-------- Excerto do texto
2. MY MORNING JACKET - Evil Urges
Jim James: O Cantor do momento no meu book. Tudo aquilo em que toca, ganha brilho. Veja-se a versão do "Goin' To Acapulco" para a banda sonora do "I'm Not There". Há qualquer coisa de ingénuo nestes MMJ, na pureza e nos truques de diversão. Comecei por achá-los um bocado quadrados, mas a coisa entranhou-se. E de que maneira! Uma menção para a assertividade não-humorística das letras - directas ao desnorte emocional do novo milénio. E um aparte acerca da generalidade da crítica que reagiu a este disco com uma daquelas birrinhas infantis que caracteriza o seu habitual estado regressivo de desenvolvimento. "Evil Urges" é um disco muito mais importante do que "Z".
3. THE BLACK KEYS - Attack & Release
Mas que ganda bomba! Se eu quisesse entrar naquela onda publicação-musical-que-escolhe-álbum-do-ano-para-premiar-uma-certa-sonoridade this would be it, sem dúvida! Onde é que este Dan Auerbach ainda vai sacar riffs destes! Aqui está um gajo que fez O Pacto. Encontrou um velhinho numa estrada do Sul que lhe mostrou o caminho para os 50 últimos riffs clássicos de guitarra eléctrica. E o baterista? Que casalinho mais perfeito! Como diria o Ray LaMontagne: "Meg White you're all right/In fact I think you're pretty swell" Mas a verdade é que os Black Keys formaram-se para dar uma abada aos White Stripes.
4. YEASAYER - All Hour Cymbals
Devo dizer que respondo "sim" à pergunta "e a onda de Nova Iorque?". Antes de mais, foi Nova Iorque o cenário do evento traumático transformador do nosso tempo. E esta é uma cidade onde os movimentos que marcaram a cultura pop mundial (beats, folkies, punks) nunca foram vazios. Antes apresentaram artistas ricos, fracturantes e universais. Simpatizo com os TV On The Radio, deixo-me ouvir os MGMT, dou atenção às manigâncias infantilóides dos Vampire Weekend, mas foram os Yeasayer que me deixaram a pensar se seria possível metê-los numa misturadora com o Zeca Afonso, vendo tudo através dos óculos do Costello.
----------------
▸ **Enunciado 1**:
Responde a estas perguntas sobre o texto dos discos:
(a) Que versão de Jim James é citada para a banda sonora do "I'm Not There"?
(b) Para que se formaram os Black Keys, segundo o texto?
(c) Em que cidade se deu o evento traumático transformador do nosso tempo?
▸ **Enunciado 2**: Passa para inglês esta frase do texto dos discos: "Comecei por achá-los um bocado quadrados, mas a coisa entranhou-se."
▸ **Enunciado 3**: Prolonga o texto dos discos a partir do ponto onde acaba.
-------- Lista de linhas
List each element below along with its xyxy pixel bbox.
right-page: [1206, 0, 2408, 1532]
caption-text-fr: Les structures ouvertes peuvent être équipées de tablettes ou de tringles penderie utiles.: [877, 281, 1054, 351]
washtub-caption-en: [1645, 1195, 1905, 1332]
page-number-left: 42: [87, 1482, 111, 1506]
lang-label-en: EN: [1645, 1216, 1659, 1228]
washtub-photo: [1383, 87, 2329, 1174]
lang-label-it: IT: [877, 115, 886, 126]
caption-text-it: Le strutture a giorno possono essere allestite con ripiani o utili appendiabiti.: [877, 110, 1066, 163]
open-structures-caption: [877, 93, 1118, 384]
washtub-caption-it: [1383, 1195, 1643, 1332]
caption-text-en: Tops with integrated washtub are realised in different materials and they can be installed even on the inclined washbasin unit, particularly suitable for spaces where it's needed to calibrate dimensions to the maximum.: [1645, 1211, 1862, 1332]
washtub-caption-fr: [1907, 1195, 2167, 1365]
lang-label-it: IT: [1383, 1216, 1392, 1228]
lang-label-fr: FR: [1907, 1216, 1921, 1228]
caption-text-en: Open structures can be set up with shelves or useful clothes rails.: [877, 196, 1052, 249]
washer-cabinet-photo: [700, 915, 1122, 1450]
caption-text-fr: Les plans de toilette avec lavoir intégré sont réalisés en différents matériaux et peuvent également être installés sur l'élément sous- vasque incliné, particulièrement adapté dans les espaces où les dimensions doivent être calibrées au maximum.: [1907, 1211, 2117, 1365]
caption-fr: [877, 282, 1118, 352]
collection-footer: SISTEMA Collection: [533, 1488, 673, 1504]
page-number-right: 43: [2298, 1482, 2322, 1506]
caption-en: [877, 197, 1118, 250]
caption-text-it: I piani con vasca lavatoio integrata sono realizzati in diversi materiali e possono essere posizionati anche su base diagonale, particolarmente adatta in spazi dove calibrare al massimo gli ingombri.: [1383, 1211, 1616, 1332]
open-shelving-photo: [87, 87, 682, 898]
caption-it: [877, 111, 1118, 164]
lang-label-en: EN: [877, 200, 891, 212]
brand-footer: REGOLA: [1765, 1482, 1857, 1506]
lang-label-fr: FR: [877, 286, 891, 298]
----------------
▸ **Resposta 1**:
(a) A versão do "Goin' To Acapulco".
(b) Para dar uma abada aos White Stripes.
(c) Em Nova Iorque.

▸ **Resposta 2**: At first I found them a bit square, but they grew on me.

▸ **Resposta 3**:
5. BOB DYLAN AND THE BAND - The Basement Tapes
Primeiro foram as canções de protesto, tinham grande atitude e eu era um Sartriano/i de primeira. Depois foram os Highway 61/Bringin' It All Back Home days. Aquilo é que era um novo mundo... Até que conheci uma miúda que me despedaçou o coração e alguém me gravou o "Time Out Of Mind". Desde então tornei-me um fiel mensageiro do Late Dylan. O Sábio, O Solitário, O Arrependido, O Desesperado. A minha vida nunca mais foi a mesma. A dele também não: bastou um livrinho e um documentário para voltar a ser o menino querido dos consensos mundiais. O ano de 2008 foi o meu ano "The Basement Tapes" numa altura em que já sou capaz de dizer 3 frases sem a palavra Dylan. Parece-me o disco certo para formar família.
6. THE LAST SHADOW PUPPETS - The Age Of The Understatement
Sou adepto inequívoco do talento puro do Alex Turner. Ainda que não imune a irritações quando verifico como para ele é demasiado fácil o que para os outros exige grande esforço.
7. KINGS OF LEON - Because Of The Times
Embora me veja como um conservador-classicista aderi a este disco com uma abundância que nunca dediquei ao retro-stoner-"Molly's Chambers"-one. O último "Only By The Night" é uma boring-try-to-outsell-out.
8. CAT POWER - Jukebox
Vi-a no Bla Bla em 2003. Pelos vistos era o Manel Fúria que estava a gritar que aquilo era uma vergonha. E era. Mas para alguns nunca é tarde para sharpen-up. É assim que se fazem versões! E o "Stuck Inside A Mobile" dela também está no top3 das melhores do "I'm Not There".
9. EDDIE VEDDER - Into the Wild
Quando vi o filme pela primeira vez desconfiei das lágrimas que me chegaram. A reconquista da natureza. Os olhos do Sean Penn. Melodias libertadoras na voz do Eddie Vedder. Era como comer carapaus assados no quintal dos meus avós. Não havia distância. Até que os meses trouxeram outras paisagens e foi ficando a vontade de voltar.
10. FLEET FOXES - Fleet Foxes
Ainda estou em fase de descoberta disto. Mas quase não ouço outra coisa. Não só é um óptimo disco como é ainda uma outra resposta para as perguntas que me andei a fazer durante o ano: às quais tento responder em conjunto com os compadres roqueiros do Diabo Na Cruz. Merece este destaque. Barata e Fachada, aprontem-se. Vamos continuar a cantar.
11. VAN MORRISON - Moondance
"It's a marvelous night for a moondance". Tantas vezes.
12. BILLIE HOLLIDAY - Lady In Satin
Comprei o vinil em Londres mas fiquei sem ele numa dessas partilhas separatistas. Foi ano de pôr o cetim em dia. By the way, isto não é um disco de jazz mas sim de classic-popular-song.
13. LEONARD COHEN - I'm Your Man
Demorei a atravessar estes sintetizadores sem sofrimento: em direcção ao álbum mais sólido, portentoso e intocável do mestre Cohen.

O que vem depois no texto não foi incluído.